Source data:
###

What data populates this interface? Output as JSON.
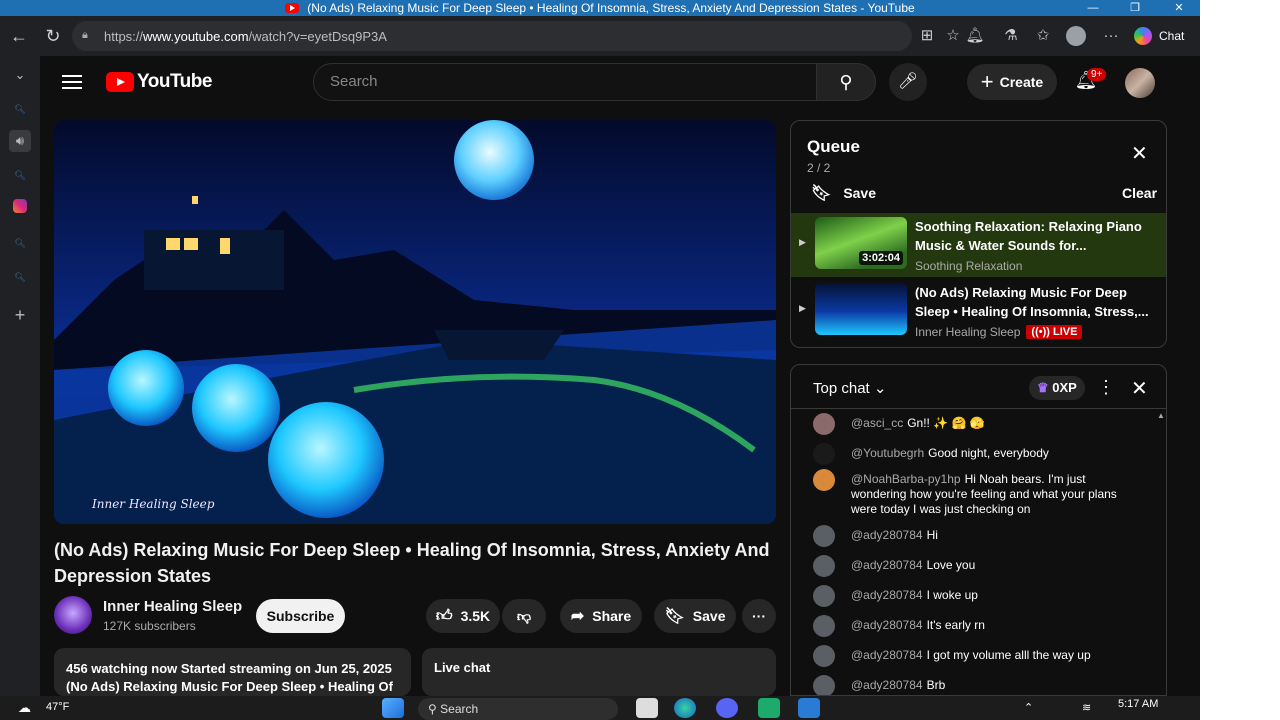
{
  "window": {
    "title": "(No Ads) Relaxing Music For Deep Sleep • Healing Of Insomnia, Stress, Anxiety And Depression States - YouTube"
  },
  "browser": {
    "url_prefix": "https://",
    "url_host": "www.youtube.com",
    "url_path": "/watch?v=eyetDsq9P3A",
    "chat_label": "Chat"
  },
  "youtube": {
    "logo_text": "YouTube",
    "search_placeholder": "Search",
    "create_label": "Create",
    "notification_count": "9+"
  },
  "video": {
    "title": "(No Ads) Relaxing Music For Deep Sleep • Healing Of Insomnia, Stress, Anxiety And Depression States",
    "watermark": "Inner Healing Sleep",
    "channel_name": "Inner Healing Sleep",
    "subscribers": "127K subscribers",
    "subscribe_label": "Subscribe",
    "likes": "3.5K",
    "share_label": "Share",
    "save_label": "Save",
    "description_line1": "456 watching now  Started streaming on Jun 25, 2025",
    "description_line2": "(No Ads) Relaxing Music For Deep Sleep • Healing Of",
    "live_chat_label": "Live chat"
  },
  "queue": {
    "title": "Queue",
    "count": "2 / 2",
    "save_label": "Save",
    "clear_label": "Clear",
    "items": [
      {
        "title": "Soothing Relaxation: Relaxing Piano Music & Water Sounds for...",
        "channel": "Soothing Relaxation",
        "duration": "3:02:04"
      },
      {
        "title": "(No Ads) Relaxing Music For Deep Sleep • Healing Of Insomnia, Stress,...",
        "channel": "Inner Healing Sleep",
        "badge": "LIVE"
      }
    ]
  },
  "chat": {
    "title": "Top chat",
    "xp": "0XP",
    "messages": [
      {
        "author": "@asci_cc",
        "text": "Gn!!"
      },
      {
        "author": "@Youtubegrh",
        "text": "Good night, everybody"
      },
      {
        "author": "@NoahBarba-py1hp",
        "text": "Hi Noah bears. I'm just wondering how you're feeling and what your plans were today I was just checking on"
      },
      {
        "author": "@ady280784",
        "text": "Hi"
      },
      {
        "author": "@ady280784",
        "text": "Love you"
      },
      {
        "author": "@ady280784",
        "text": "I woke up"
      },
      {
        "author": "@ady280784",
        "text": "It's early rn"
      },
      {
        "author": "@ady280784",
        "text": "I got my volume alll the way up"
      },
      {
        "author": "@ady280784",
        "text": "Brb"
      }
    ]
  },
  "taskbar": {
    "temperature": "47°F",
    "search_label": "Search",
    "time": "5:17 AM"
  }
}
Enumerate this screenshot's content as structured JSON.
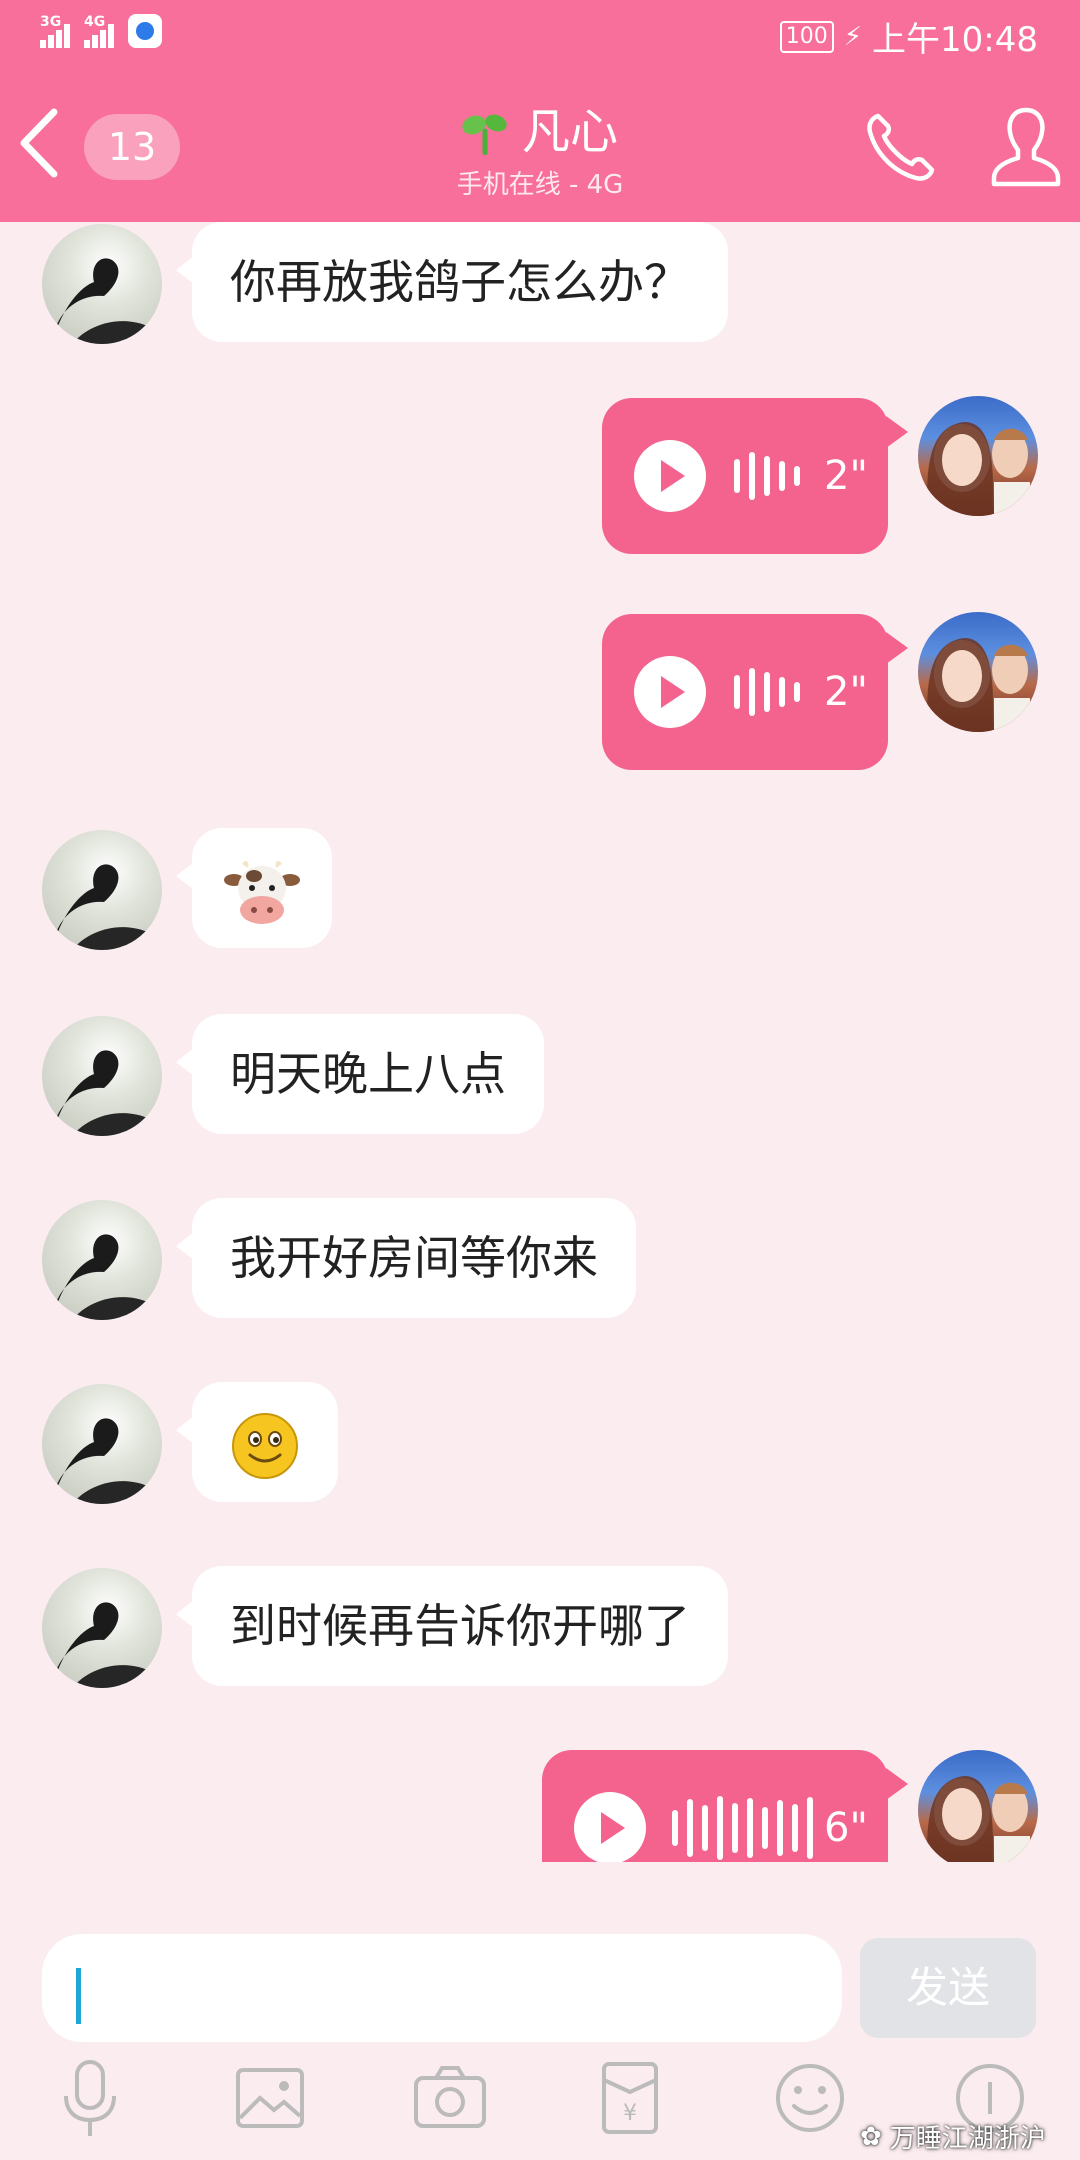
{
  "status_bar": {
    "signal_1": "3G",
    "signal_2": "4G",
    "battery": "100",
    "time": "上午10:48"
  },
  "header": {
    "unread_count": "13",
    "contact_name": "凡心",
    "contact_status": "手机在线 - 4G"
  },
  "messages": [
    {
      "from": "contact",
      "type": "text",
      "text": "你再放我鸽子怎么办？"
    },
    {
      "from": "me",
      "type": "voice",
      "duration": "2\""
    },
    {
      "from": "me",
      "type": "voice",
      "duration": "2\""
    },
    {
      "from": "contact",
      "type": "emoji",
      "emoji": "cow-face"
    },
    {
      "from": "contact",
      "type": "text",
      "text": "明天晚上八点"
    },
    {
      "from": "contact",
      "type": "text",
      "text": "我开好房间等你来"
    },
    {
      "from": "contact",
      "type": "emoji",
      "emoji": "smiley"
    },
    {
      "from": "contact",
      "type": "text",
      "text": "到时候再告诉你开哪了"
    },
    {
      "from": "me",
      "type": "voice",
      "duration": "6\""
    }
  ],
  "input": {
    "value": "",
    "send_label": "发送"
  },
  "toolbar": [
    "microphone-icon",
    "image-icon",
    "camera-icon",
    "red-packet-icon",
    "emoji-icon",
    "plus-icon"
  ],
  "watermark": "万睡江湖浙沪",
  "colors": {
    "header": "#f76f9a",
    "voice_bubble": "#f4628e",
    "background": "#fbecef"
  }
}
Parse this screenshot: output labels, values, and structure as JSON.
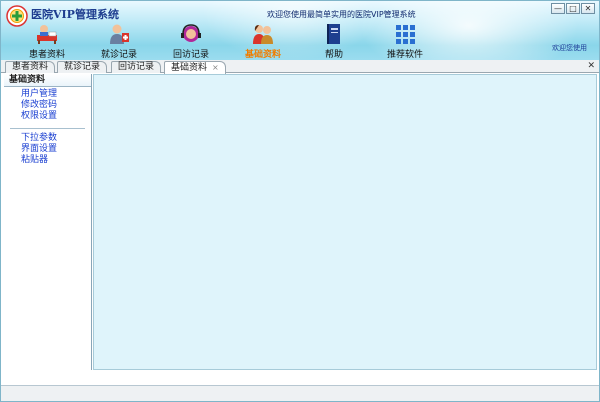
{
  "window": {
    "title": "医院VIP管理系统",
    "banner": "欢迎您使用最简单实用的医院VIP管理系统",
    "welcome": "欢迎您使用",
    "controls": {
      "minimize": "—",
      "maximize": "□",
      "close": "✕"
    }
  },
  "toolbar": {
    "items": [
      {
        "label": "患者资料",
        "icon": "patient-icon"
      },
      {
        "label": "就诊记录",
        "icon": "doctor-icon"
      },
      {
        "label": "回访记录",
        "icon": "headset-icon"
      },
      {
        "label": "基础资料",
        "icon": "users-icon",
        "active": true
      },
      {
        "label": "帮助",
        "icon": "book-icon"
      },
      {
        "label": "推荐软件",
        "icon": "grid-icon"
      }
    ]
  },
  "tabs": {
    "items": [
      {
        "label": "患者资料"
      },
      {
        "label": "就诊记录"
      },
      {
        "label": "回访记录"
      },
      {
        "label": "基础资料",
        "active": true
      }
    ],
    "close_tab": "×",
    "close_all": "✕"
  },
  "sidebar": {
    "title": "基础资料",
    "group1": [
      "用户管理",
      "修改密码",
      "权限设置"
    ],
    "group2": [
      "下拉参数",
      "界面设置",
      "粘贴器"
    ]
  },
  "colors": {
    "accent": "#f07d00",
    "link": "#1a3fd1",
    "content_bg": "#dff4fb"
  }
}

###

• Given instruction:
Reproduce the material above in full and without alteration, but skip all pictures.

• Response for this exercise:
What data populates this interface? Output as JSON.
{
  "window": {
    "title": "(No Ads) Relaxing Music For Deep Sleep • Healing Of Insomnia, Stress, Anxiety And Depression States - YouTube"
  },
  "browser": {
    "url_prefix": "https://",
    "url_host": "www.youtube.com",
    "url_path": "/watch?v=eyetDsq9P3A",
    "chat_label": "Chat"
  },
  "youtube": {
    "logo_text": "YouTube",
    "search_placeholder": "Search",
    "create_label": "Create",
    "notification_count": "9+"
  },
  "video": {
    "title": "(No Ads) Relaxing Music For Deep Sleep • Healing Of Insomnia, Stress, Anxiety And Depression States",
    "watermark": "Inner Healing Sleep",
    "channel_name": "Inner Healing Sleep",
    "subscribers": "127K subscribers",
    "subscribe_label": "Subscribe",
    "likes": "3.5K",
    "share_label": "Share",
    "save_label": "Save",
    "description_line1": "456 watching now  Started streaming on Jun 25, 2025",
    "description_line2": "(No Ads) Relaxing Music For Deep Sleep • Healing Of",
    "live_chat_label": "Live chat"
  },
  "queue": {
    "title": "Queue",
    "count": "2 / 2",
    "save_label": "Save",
    "clear_label": "Clear",
    "items": [
      {
        "title": "Soothing Relaxation: Relaxing Piano Music & Water Sounds for...",
        "channel": "Soothing Relaxation",
        "duration": "3:02:04"
      },
      {
        "title": "(No Ads) Relaxing Music For Deep Sleep • Healing Of Insomnia, Stress,...",
        "channel": "Inner Healing Sleep",
        "badge": "LIVE"
      }
    ]
  },
  "chat": {
    "title": "Top chat",
    "xp": "0XP",
    "messages": [
      {
        "author": "@asci_cc",
        "text": "Gn!!"
      },
      {
        "author": "@Youtubegrh",
        "text": "Good night, everybody"
      },
      {
        "author": "@NoahBarba-py1hp",
        "text": "Hi Noah bears. I'm just wondering how you're feeling and what your plans were today I was just checking on"
      },
      {
        "author": "@ady280784",
        "text": "Hi"
      },
      {
        "author": "@ady280784",
        "text": "Love you"
      },
      {
        "author": "@ady280784",
        "text": "I woke up"
      },
      {
        "author": "@ady280784",
        "text": "It's early rn"
      },
      {
        "author": "@ady280784",
        "text": "I got my volume alll the way up"
      },
      {
        "author": "@ady280784",
        "text": "Brb"
      }
    ]
  },
  "taskbar": {
    "temperature": "47°F",
    "search_label": "Search",
    "time": "5:17 AM"
  }
}
Enumerate this screenshot's content as structured JSON.
{
  "status_bar": {
    "signal_1": "3G",
    "signal_2": "4G",
    "battery": "100",
    "time": "上午10:48"
  },
  "header": {
    "unread_count": "13",
    "contact_name": "凡心",
    "contact_status": "手机在线 - 4G"
  },
  "messages": [
    {
      "from": "contact",
      "type": "text",
      "text": "你再放我鸽子怎么办？"
    },
    {
      "from": "me",
      "type": "voice",
      "duration": "2\""
    },
    {
      "from": "me",
      "type": "voice",
      "duration": "2\""
    },
    {
      "from": "contact",
      "type": "emoji",
      "emoji": "cow-face"
    },
    {
      "from": "contact",
      "type": "text",
      "text": "明天晚上八点"
    },
    {
      "from": "contact",
      "type": "text",
      "text": "我开好房间等你来"
    },
    {
      "from": "contact",
      "type": "emoji",
      "emoji": "smiley"
    },
    {
      "from": "contact",
      "type": "text",
      "text": "到时候再告诉你开哪了"
    },
    {
      "from": "me",
      "type": "voice",
      "duration": "6\""
    }
  ],
  "input": {
    "value": "",
    "send_label": "发送"
  },
  "toolbar": [
    "microphone-icon",
    "image-icon",
    "camera-icon",
    "red-packet-icon",
    "emoji-icon",
    "plus-icon"
  ],
  "watermark": "万睡江湖浙沪",
  "colors": {
    "header": "#f76f9a",
    "voice_bubble": "#f4628e",
    "background": "#fbecef"
  }
}
Parse this screenshot: output labels, values, and structure as JSON.
{
  "window": {
    "title": "医院VIP管理系统",
    "banner": "欢迎您使用最简单实用的医院VIP管理系统",
    "welcome": "欢迎您使用",
    "controls": {
      "minimize": "—",
      "maximize": "□",
      "close": "✕"
    }
  },
  "toolbar": {
    "items": [
      {
        "label": "患者资料",
        "icon": "patient-icon"
      },
      {
        "label": "就诊记录",
        "icon": "doctor-icon"
      },
      {
        "label": "回访记录",
        "icon": "headset-icon"
      },
      {
        "label": "基础资料",
        "icon": "users-icon",
        "active": true
      },
      {
        "label": "帮助",
        "icon": "book-icon"
      },
      {
        "label": "推荐软件",
        "icon": "grid-icon"
      }
    ]
  },
  "tabs": {
    "items": [
      {
        "label": "患者资料"
      },
      {
        "label": "就诊记录"
      },
      {
        "label": "回访记录"
      },
      {
        "label": "基础资料",
        "active": true
      }
    ],
    "close_tab": "×",
    "close_all": "✕"
  },
  "sidebar": {
    "title": "基础资料",
    "group1": [
      "用户管理",
      "修改密码",
      "权限设置"
    ],
    "group2": [
      "下拉参数",
      "界面设置",
      "粘贴器"
    ]
  },
  "colors": {
    "accent": "#f07d00",
    "link": "#1a3fd1",
    "content_bg": "#dff4fb"
  }
}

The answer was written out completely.